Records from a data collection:
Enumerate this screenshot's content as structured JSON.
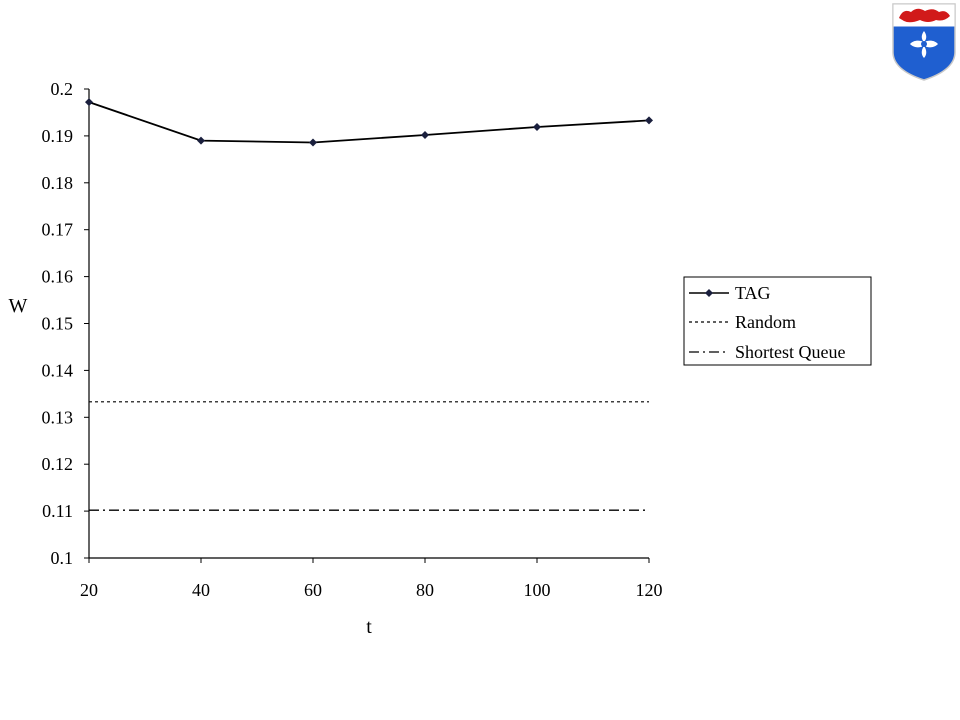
{
  "chart_data": {
    "type": "line",
    "xlabel": "t",
    "ylabel": "W",
    "x": [
      20,
      40,
      60,
      80,
      100,
      120
    ],
    "xlim": [
      20,
      120
    ],
    "xticks": [
      "20",
      "40",
      "60",
      "80",
      "100",
      "120"
    ],
    "ylim": [
      0.1,
      0.2
    ],
    "yticks": [
      "0.1",
      "0.11",
      "0.12",
      "0.13",
      "0.14",
      "0.15",
      "0.16",
      "0.17",
      "0.18",
      "0.19",
      "0.2"
    ],
    "grid": false,
    "legend_position": "right",
    "series": [
      {
        "name": "TAG",
        "style": "solid-markers",
        "values": [
          0.1972,
          0.189,
          0.1886,
          0.1902,
          0.1919,
          0.1933
        ]
      },
      {
        "name": "Random",
        "style": "dotted",
        "values": [
          0.1333,
          0.1333,
          0.1333,
          0.1333,
          0.1333,
          0.1333
        ]
      },
      {
        "name": "Shortest Queue",
        "style": "dash-dot",
        "values": [
          0.1102,
          0.1102,
          0.1102,
          0.1102,
          0.1102,
          0.1102
        ]
      }
    ],
    "colors": {
      "line": "#000000",
      "marker": "#1a1f3d"
    }
  },
  "logo": {
    "name": "university-crest",
    "colors": {
      "shield": "#1f5fd0",
      "top_band": "#ffffff",
      "lion": "#d11a1a",
      "cross": "#ffffff"
    }
  }
}
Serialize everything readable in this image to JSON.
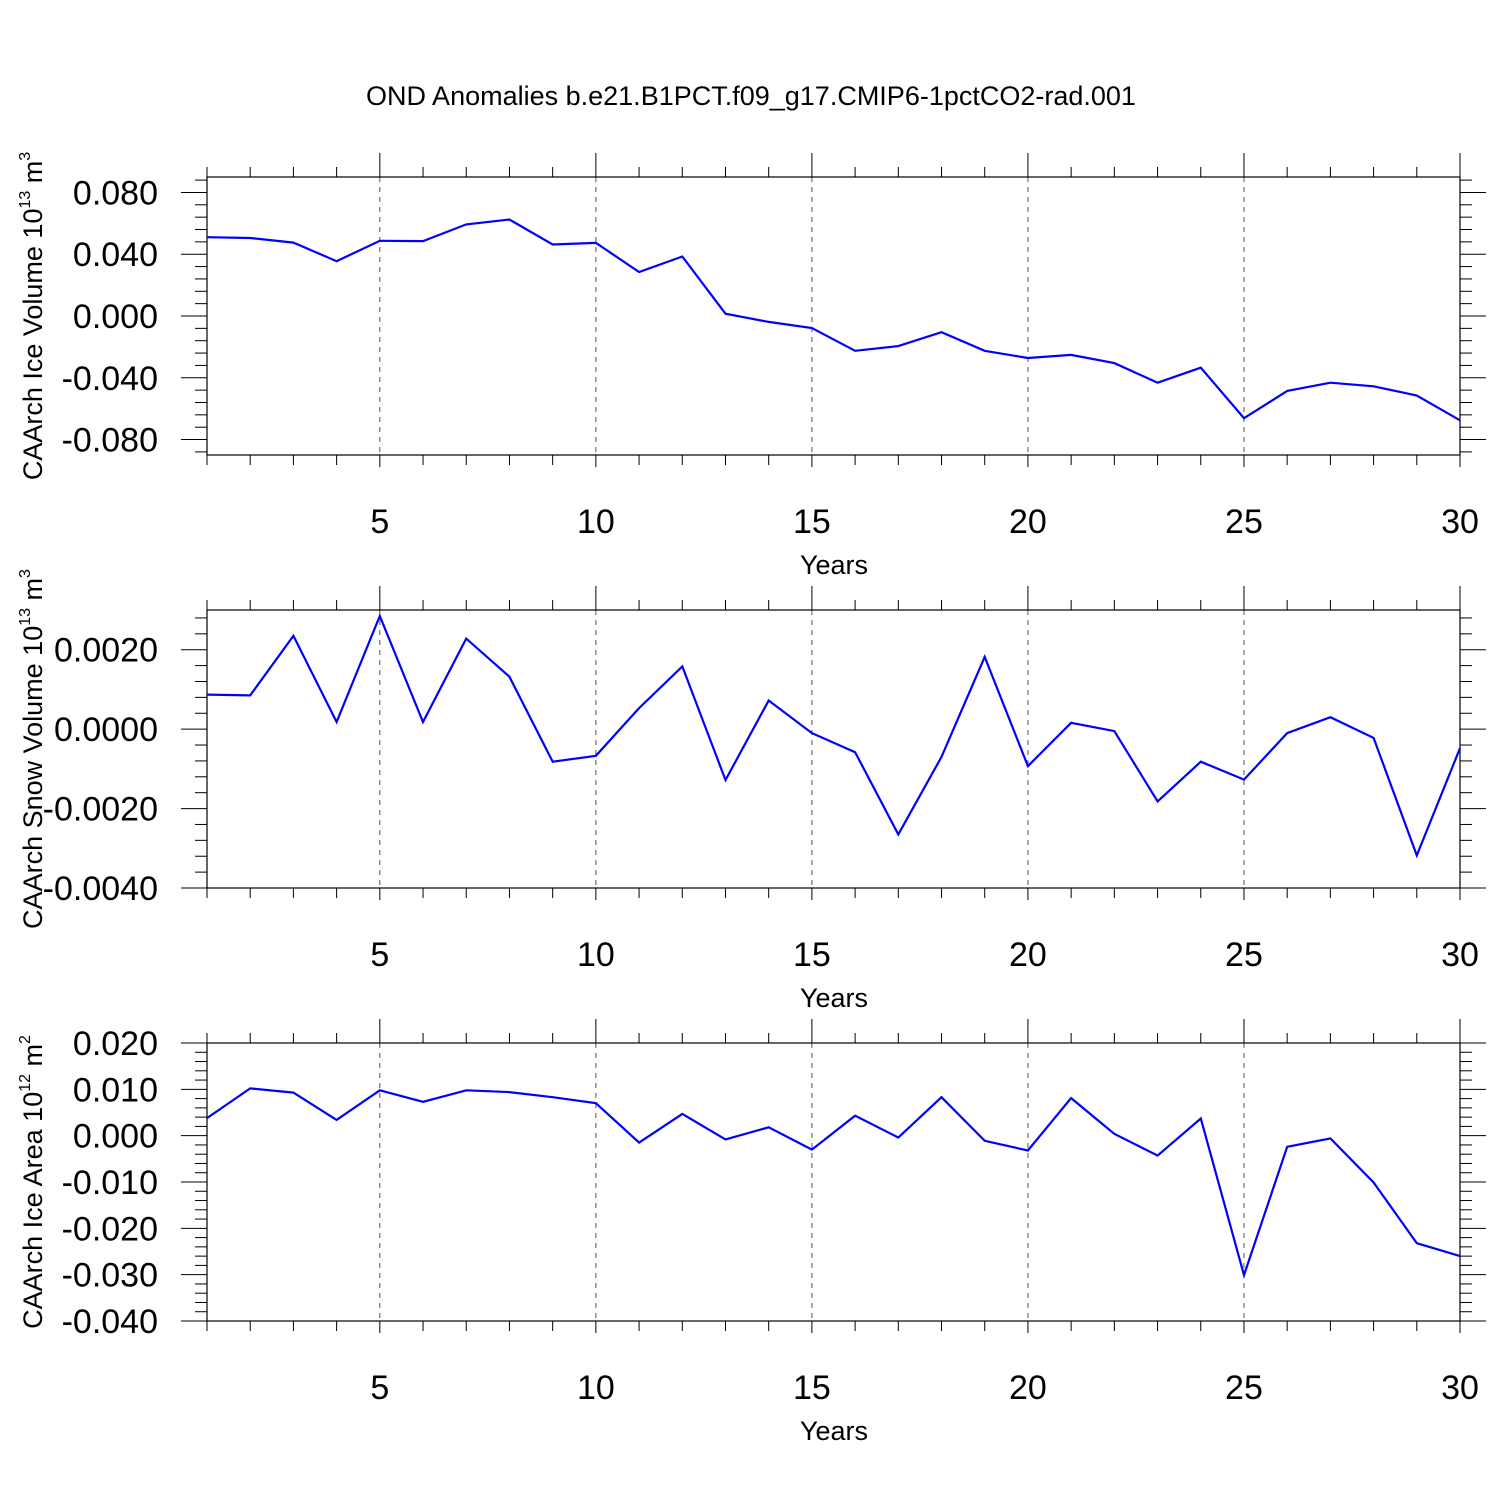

WHAT IS BEING ASKED: Repeat the entries exactly and keep the pictures out of the copy.

RESULT:
Enumerate this screenshot's content as structured JSON.
{
  "chart_data": {
    "type": "line",
    "xlabel": "t",
    "ylabel": "W",
    "x": [
      20,
      40,
      60,
      80,
      100,
      120
    ],
    "xlim": [
      20,
      120
    ],
    "xticks": [
      "20",
      "40",
      "60",
      "80",
      "100",
      "120"
    ],
    "ylim": [
      0.1,
      0.2
    ],
    "yticks": [
      "0.1",
      "0.11",
      "0.12",
      "0.13",
      "0.14",
      "0.15",
      "0.16",
      "0.17",
      "0.18",
      "0.19",
      "0.2"
    ],
    "grid": false,
    "legend_position": "right",
    "series": [
      {
        "name": "TAG",
        "style": "solid-markers",
        "values": [
          0.1972,
          0.189,
          0.1886,
          0.1902,
          0.1919,
          0.1933
        ]
      },
      {
        "name": "Random",
        "style": "dotted",
        "values": [
          0.1333,
          0.1333,
          0.1333,
          0.1333,
          0.1333,
          0.1333
        ]
      },
      {
        "name": "Shortest Queue",
        "style": "dash-dot",
        "values": [
          0.1102,
          0.1102,
          0.1102,
          0.1102,
          0.1102,
          0.1102
        ]
      }
    ],
    "colors": {
      "line": "#000000",
      "marker": "#1a1f3d"
    }
  },
  "logo": {
    "name": "university-crest",
    "colors": {
      "shield": "#1f5fd0",
      "top_band": "#ffffff",
      "lion": "#d11a1a",
      "cross": "#ffffff"
    }
  }
}
Serialize everything readable in this image to JSON.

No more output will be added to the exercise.